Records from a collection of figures
++++++++++

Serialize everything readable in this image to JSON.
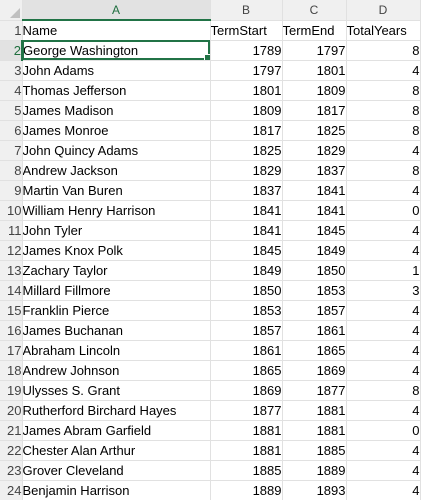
{
  "columns": {
    "row_header_corner": "",
    "letters": [
      "A",
      "B",
      "C",
      "D"
    ]
  },
  "selected_cell": "A2",
  "rows": [
    {
      "num": "1",
      "name": "Name",
      "start": "TermStart",
      "end": "TermEnd",
      "years": "TotalYears"
    },
    {
      "num": "2",
      "name": "George Washington",
      "start": "1789",
      "end": "1797",
      "years": "8"
    },
    {
      "num": "3",
      "name": "John Adams",
      "start": "1797",
      "end": "1801",
      "years": "4"
    },
    {
      "num": "4",
      "name": "Thomas Jefferson",
      "start": "1801",
      "end": "1809",
      "years": "8"
    },
    {
      "num": "5",
      "name": "James Madison",
      "start": "1809",
      "end": "1817",
      "years": "8"
    },
    {
      "num": "6",
      "name": "James Monroe",
      "start": "1817",
      "end": "1825",
      "years": "8"
    },
    {
      "num": "7",
      "name": "John Quincy Adams",
      "start": "1825",
      "end": "1829",
      "years": "4"
    },
    {
      "num": "8",
      "name": "Andrew Jackson",
      "start": "1829",
      "end": "1837",
      "years": "8"
    },
    {
      "num": "9",
      "name": "Martin Van Buren",
      "start": "1837",
      "end": "1841",
      "years": "4"
    },
    {
      "num": "10",
      "name": "William Henry Harrison",
      "start": "1841",
      "end": "1841",
      "years": "0"
    },
    {
      "num": "11",
      "name": "John Tyler",
      "start": "1841",
      "end": "1845",
      "years": "4"
    },
    {
      "num": "12",
      "name": "James Knox Polk",
      "start": "1845",
      "end": "1849",
      "years": "4"
    },
    {
      "num": "13",
      "name": "Zachary Taylor",
      "start": "1849",
      "end": "1850",
      "years": "1"
    },
    {
      "num": "14",
      "name": "Millard Fillmore",
      "start": "1850",
      "end": "1853",
      "years": "3"
    },
    {
      "num": "15",
      "name": "Franklin Pierce",
      "start": "1853",
      "end": "1857",
      "years": "4"
    },
    {
      "num": "16",
      "name": "James Buchanan",
      "start": "1857",
      "end": "1861",
      "years": "4"
    },
    {
      "num": "17",
      "name": "Abraham Lincoln",
      "start": "1861",
      "end": "1865",
      "years": "4"
    },
    {
      "num": "18",
      "name": "Andrew Johnson",
      "start": "1865",
      "end": "1869",
      "years": "4"
    },
    {
      "num": "19",
      "name": "Ulysses S. Grant",
      "start": "1869",
      "end": "1877",
      "years": "8"
    },
    {
      "num": "20",
      "name": "Rutherford Birchard Hayes",
      "start": "1877",
      "end": "1881",
      "years": "4"
    },
    {
      "num": "21",
      "name": "James Abram Garfield",
      "start": "1881",
      "end": "1881",
      "years": "0"
    },
    {
      "num": "22",
      "name": "Chester Alan Arthur",
      "start": "1881",
      "end": "1885",
      "years": "4"
    },
    {
      "num": "23",
      "name": "Grover Cleveland",
      "start": "1885",
      "end": "1889",
      "years": "4"
    },
    {
      "num": "24",
      "name": "Benjamin Harrison",
      "start": "1889",
      "end": "1893",
      "years": "4"
    }
  ]
}
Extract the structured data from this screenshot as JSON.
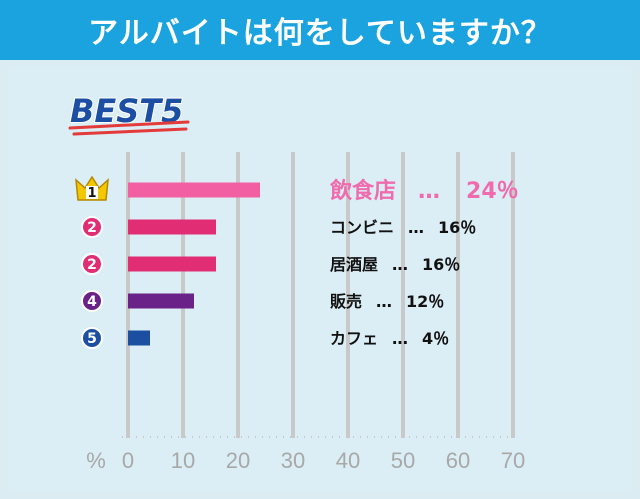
{
  "header": {
    "title": "アルバイトは何をしていますか？"
  },
  "badge": {
    "text": "BEST5"
  },
  "colors": {
    "header_bg": "#1aa3df",
    "background": "#dcecf3",
    "grid": "#c9c9c9",
    "bar_1": "#f35fa3",
    "bar_2": "#e02d74",
    "bar_4": "#6b2288",
    "bar_5": "#1d4fa0",
    "crown": "#f3c800"
  },
  "chart_data": {
    "type": "bar",
    "orientation": "horizontal",
    "unit_label": "%",
    "xlim": [
      0,
      70
    ],
    "x_ticks": [
      "0",
      "10",
      "20",
      "30",
      "40",
      "50",
      "60",
      "70"
    ],
    "grid": true,
    "items": [
      {
        "rank": "1",
        "label": "飲食店",
        "separator": "…",
        "value_text": "24％",
        "value": 24,
        "color": "#f35fa3",
        "icon": "crown-icon"
      },
      {
        "rank": "2",
        "label": "コンビニ",
        "separator": "…",
        "value_text": "16％",
        "value": 16,
        "color": "#e02d74",
        "icon": "rank-circle-icon"
      },
      {
        "rank": "2",
        "label": "居酒屋",
        "separator": "…",
        "value_text": "16％",
        "value": 16,
        "color": "#e02d74",
        "icon": "rank-circle-icon"
      },
      {
        "rank": "4",
        "label": "販売",
        "separator": "…",
        "value_text": "12％",
        "value": 12,
        "color": "#6b2288",
        "icon": "rank-circle-icon"
      },
      {
        "rank": "5",
        "label": "カフェ",
        "separator": "…",
        "value_text": "4％",
        "value": 4,
        "color": "#1d4fa0",
        "icon": "rank-circle-icon"
      }
    ]
  }
}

++++++++++

## OBJECTIVE
Pick out all lines from the data above in which the word "Adams" appears.

## ANSWER
      "name": "John Adams",
      "name": "John Quincy Adams",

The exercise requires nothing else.